Repeat every record below exactly as written.

Data listing
__________

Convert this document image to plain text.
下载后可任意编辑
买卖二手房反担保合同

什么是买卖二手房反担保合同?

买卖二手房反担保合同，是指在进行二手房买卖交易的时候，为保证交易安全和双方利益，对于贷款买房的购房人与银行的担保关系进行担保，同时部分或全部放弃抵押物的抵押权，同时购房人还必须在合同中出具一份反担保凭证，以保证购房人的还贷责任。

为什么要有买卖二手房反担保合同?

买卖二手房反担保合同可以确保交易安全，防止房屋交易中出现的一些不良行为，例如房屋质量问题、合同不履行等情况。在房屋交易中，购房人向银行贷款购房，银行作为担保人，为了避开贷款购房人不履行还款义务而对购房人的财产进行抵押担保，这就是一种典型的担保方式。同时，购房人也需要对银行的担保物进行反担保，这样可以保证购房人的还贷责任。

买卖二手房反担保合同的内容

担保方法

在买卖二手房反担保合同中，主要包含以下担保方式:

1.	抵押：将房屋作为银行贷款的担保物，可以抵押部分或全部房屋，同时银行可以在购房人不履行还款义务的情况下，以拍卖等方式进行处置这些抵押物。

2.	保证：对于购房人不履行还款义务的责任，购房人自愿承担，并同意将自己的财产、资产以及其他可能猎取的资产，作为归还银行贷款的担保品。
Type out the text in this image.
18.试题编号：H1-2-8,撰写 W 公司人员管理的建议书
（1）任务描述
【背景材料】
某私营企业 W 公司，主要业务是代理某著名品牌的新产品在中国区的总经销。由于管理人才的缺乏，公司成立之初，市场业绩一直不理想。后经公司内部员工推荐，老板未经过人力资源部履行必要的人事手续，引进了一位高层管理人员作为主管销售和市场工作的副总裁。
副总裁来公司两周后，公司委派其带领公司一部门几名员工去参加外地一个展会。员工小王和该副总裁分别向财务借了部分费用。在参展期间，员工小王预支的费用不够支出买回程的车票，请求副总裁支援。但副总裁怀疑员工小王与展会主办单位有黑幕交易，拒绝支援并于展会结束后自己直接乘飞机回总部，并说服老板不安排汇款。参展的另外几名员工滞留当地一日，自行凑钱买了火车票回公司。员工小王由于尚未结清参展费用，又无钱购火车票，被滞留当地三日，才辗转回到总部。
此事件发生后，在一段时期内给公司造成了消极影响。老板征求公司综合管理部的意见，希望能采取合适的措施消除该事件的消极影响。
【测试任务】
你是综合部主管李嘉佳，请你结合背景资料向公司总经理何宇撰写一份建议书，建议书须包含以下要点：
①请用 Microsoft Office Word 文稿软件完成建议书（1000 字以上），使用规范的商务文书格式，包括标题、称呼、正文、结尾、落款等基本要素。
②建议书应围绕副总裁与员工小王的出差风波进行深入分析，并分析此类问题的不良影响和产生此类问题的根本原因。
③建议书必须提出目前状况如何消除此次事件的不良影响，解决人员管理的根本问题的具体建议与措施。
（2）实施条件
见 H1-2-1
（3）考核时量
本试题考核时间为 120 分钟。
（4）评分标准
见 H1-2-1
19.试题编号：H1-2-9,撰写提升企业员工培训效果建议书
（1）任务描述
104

__________

» **Full response**
Convert this document image to plain text.
下载后可任意编辑
买卖二手房反担保合同

什么是买卖二手房反担保合同?

买卖二手房反担保合同，是指在进行二手房买卖交易的时候，为保证交易安全和双方利益，对于贷款买房的购房人与银行的担保关系进行担保，同时部分或全部放弃抵押物的抵押权，同时购房人还必须在合同中出具一份反担保凭证，以保证购房人的还贷责任。

为什么要有买卖二手房反担保合同?

买卖二手房反担保合同可以确保交易安全，防止房屋交易中出现的一些不良行为，例如房屋质量问题、合同不履行等情况。在房屋交易中，购房人向银行贷款购房，银行作为担保人，为了避开贷款购房人不履行还款义务而对购房人的财产进行抵押担保，这就是一种典型的担保方式。同时，购房人也需要对银行的担保物进行反担保，这样可以保证购房人的还贷责任。

买卖二手房反担保合同的内容

担保方法

在买卖二手房反担保合同中，主要包含以下担保方式:

1.	抵押：将房屋作为银行贷款的担保物，可以抵押部分或全部房屋，同时银行可以在购房人不履行还款义务的情况下，以拍卖等方式进行处置这些抵押物。

2.	保证：对于购房人不履行还款义务的责任，购房人自愿承担，并同意将自己的财产、资产以及其他可能猎取的资产，作为归还银行贷款的担保品。
Type out the text in this image.
18.试题编号：H1-2-8,撰写 W 公司人员管理的建议书
（1）任务描述
【背景材料】
某私营企业 W 公司，主要业务是代理某著名品牌的新产品在中国区的总经销。由于管理人才的缺乏，公司成立之初，市场业绩一直不理想。后经公司内部员工推荐，老板未经过人力资源部履行必要的人事手续，引进了一位高层管理人员作为主管销售和市场工作的副总裁。
副总裁来公司两周后，公司委派其带领公司一部门几名员工去参加外地一个展会。员工小王和该副总裁分别向财务借了部分费用。在参展期间，员工小王预支的费用不够支出买回程的车票，请求副总裁支援。但副总裁怀疑员工小王与展会主办单位有黑幕交易，拒绝支援并于展会结束后自己直接乘飞机回总部，并说服老板不安排汇款。参展的另外几名员工滞留当地一日，自行凑钱买了火车票回公司。员工小王由于尚未结清参展费用，又无钱购火车票，被滞留当地三日，才辗转回到总部。
此事件发生后，在一段时期内给公司造成了消极影响。老板征求公司综合管理部的意见，希望能采取合适的措施消除该事件的消极影响。
【测试任务】
你是综合部主管李嘉佳，请你结合背景资料向公司总经理何宇撰写一份建议书，建议书须包含以下要点：
①请用 Microsoft Office Word 文稿软件完成建议书（1000 字以上），使用规范的商务文书格式，包括标题、称呼、正文、结尾、落款等基本要素。
②建议书应围绕副总裁与员工小王的出差风波进行深入分析，并分析此类问题的不良影响和产生此类问题的根本原因。
③建议书必须提出目前状况如何消除此次事件的不良影响，解决人员管理的根本问题的具体建议与措施。
（2）实施条件
见 H1-2-1
（3）考核时量
本试题考核时间为 120 分钟。
（4）评分标准
见 H1-2-1
19.试题编号：H1-2-9,撰写提升企业员工培训效果建议书
（1）任务描述
104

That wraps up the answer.